[Data for this task]:
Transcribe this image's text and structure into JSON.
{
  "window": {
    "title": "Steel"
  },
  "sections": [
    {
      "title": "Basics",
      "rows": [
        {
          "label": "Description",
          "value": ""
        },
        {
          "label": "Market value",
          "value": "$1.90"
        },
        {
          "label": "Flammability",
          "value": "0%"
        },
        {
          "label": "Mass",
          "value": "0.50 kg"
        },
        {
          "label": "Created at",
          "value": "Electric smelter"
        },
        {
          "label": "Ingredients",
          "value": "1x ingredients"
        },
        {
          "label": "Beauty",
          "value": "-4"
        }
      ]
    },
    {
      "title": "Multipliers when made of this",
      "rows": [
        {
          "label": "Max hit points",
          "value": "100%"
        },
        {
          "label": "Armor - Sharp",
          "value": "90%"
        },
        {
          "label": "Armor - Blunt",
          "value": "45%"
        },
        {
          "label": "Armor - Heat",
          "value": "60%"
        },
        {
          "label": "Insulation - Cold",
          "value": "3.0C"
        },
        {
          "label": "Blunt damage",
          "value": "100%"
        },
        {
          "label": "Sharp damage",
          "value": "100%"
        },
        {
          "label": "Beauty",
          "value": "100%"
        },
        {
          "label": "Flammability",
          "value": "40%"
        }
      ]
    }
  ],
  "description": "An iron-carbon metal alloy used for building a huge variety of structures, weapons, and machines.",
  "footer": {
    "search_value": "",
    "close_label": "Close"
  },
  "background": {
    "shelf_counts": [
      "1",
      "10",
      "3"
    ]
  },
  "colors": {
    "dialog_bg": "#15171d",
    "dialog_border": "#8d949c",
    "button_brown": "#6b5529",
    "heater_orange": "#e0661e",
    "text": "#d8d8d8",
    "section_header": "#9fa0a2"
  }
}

[Directions]: Provide an exact reproduction of all the entries shown above.

[Task result]:
Transcribe this image's text and structure into JSON.
{
  "window": {
    "title": "Steel"
  },
  "sections": [
    {
      "title": "Basics",
      "rows": [
        {
          "label": "Description",
          "value": ""
        },
        {
          "label": "Market value",
          "value": "$1.90"
        },
        {
          "label": "Flammability",
          "value": "0%"
        },
        {
          "label": "Mass",
          "value": "0.50 kg"
        },
        {
          "label": "Created at",
          "value": "Electric smelter"
        },
        {
          "label": "Ingredients",
          "value": "1x ingredients"
        },
        {
          "label": "Beauty",
          "value": "-4"
        }
      ]
    },
    {
      "title": "Multipliers when made of this",
      "rows": [
        {
          "label": "Max hit points",
          "value": "100%"
        },
        {
          "label": "Armor - Sharp",
          "value": "90%"
        },
        {
          "label": "Armor - Blunt",
          "value": "45%"
        },
        {
          "label": "Armor - Heat",
          "value": "60%"
        },
        {
          "label": "Insulation - Cold",
          "value": "3.0C"
        },
        {
          "label": "Blunt damage",
          "value": "100%"
        },
        {
          "label": "Sharp damage",
          "value": "100%"
        },
        {
          "label": "Beauty",
          "value": "100%"
        },
        {
          "label": "Flammability",
          "value": "40%"
        }
      ]
    }
  ],
  "description": "An iron-carbon metal alloy used for building a huge variety of structures, weapons, and machines.",
  "footer": {
    "search_value": "",
    "close_label": "Close"
  },
  "background": {
    "shelf_counts": [
      "1",
      "10",
      "3"
    ]
  },
  "colors": {
    "dialog_bg": "#15171d",
    "dialog_border": "#8d949c",
    "button_brown": "#6b5529",
    "heater_orange": "#e0661e",
    "text": "#d8d8d8",
    "section_header": "#9fa0a2"
  }
}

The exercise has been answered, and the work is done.